— start —

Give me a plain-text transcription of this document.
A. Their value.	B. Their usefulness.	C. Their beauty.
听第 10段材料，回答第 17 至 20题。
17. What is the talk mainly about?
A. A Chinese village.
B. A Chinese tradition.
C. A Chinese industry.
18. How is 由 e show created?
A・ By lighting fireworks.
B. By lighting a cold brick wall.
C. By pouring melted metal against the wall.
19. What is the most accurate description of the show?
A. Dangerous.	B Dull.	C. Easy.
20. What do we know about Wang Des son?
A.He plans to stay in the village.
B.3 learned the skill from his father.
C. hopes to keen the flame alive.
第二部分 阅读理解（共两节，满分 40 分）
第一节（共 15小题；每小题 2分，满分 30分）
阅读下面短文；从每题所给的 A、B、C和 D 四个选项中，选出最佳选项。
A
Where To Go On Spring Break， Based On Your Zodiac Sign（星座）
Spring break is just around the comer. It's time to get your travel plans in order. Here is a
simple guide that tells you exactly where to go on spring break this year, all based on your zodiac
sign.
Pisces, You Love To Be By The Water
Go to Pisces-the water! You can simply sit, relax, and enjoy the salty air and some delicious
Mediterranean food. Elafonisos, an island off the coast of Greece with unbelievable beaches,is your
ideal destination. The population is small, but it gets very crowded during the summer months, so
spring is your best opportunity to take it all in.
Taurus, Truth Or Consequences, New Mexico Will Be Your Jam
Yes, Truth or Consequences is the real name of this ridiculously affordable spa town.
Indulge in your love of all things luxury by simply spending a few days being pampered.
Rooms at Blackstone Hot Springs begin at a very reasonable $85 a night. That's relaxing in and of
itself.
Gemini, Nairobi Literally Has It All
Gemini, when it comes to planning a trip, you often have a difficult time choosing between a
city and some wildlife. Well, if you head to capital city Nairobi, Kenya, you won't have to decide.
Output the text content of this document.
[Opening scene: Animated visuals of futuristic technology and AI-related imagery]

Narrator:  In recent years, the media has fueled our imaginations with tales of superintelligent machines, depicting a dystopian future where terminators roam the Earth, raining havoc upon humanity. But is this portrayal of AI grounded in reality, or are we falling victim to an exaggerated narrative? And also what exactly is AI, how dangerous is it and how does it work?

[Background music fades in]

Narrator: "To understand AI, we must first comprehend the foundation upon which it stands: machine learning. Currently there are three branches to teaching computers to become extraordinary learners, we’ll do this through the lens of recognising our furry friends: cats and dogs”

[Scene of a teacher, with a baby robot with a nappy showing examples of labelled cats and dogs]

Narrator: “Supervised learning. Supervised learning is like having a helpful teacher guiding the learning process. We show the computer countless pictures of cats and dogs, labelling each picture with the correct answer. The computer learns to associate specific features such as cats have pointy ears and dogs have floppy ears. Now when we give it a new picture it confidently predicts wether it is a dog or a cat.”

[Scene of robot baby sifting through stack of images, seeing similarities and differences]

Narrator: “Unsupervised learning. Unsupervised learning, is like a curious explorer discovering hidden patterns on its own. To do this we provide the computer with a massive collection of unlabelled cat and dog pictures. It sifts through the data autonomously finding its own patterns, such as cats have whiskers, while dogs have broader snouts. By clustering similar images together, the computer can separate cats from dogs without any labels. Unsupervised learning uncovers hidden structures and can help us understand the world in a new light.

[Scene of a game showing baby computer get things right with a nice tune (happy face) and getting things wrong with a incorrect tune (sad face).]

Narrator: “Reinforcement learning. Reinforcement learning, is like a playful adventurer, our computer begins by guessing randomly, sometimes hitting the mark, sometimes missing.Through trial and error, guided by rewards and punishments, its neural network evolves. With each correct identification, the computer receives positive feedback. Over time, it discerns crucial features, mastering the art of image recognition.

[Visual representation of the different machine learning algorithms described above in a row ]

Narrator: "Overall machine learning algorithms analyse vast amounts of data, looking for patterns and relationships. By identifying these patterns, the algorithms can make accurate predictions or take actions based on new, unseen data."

— end —

# [GIVEN TASK]
Show every line of the records above that contains the word "understand".

# [SOLUTION FOR THIS PROBLEM]
Narrator: "To understand AI, we must first comprehend the foundation upon which it stands: machine learning. Currently there are three branches to teaching computers to become extraordinary learners, we’ll do this through the lens of recognising our furry friends: cats and dogs”
Narrator: “Unsupervised learning. Unsupervised learning, is like a curious explorer discovering hidden patterns on its own. To do this we provide the computer with a massive collection of unlabelled cat and dog pictures. It sifts through the data autonomously finding its own patterns, such as cats have whiskers, while dogs have broader snouts. By clustering similar images together, the computer can separate cats from dogs without any labels. Unsupervised learning uncovers hidden structures and can help us understand the world in a new light.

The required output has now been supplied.